→ **Task requirements**
Among the lines of these entries, how many hold the word "Words"? State only the number.

-- BEGIN Input for this task --

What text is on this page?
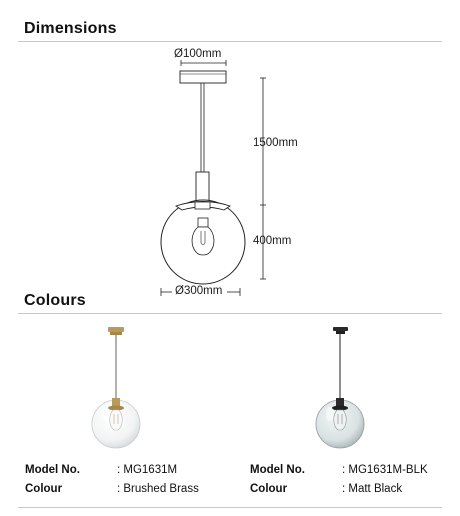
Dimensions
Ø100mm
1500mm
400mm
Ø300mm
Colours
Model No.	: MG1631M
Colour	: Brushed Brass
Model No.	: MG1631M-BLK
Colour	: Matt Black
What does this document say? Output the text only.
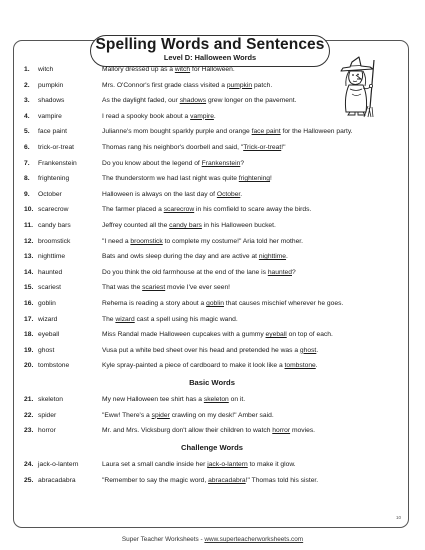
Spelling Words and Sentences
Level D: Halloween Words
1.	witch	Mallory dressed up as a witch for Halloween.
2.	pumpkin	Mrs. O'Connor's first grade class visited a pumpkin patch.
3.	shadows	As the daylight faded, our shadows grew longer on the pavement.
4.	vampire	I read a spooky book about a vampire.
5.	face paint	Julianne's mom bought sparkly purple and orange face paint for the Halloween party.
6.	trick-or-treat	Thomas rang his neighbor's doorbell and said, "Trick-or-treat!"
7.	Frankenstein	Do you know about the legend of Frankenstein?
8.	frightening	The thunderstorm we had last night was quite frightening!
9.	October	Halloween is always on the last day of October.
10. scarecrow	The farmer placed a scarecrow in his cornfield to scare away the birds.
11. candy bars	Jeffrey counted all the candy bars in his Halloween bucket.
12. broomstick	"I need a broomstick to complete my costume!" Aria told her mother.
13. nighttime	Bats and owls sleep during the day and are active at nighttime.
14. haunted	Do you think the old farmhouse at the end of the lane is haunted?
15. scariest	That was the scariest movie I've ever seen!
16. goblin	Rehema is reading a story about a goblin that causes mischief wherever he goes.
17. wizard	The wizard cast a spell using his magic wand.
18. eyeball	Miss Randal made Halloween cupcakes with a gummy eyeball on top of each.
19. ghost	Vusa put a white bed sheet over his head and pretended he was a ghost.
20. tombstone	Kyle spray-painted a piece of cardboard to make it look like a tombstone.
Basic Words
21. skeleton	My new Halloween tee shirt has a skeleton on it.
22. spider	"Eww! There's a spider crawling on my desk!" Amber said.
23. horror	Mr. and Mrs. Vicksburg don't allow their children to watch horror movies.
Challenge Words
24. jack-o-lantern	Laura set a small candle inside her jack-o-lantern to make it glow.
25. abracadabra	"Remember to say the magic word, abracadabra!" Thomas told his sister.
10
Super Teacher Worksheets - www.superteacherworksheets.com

-- END Input for this task --

→ **Output for this task**
4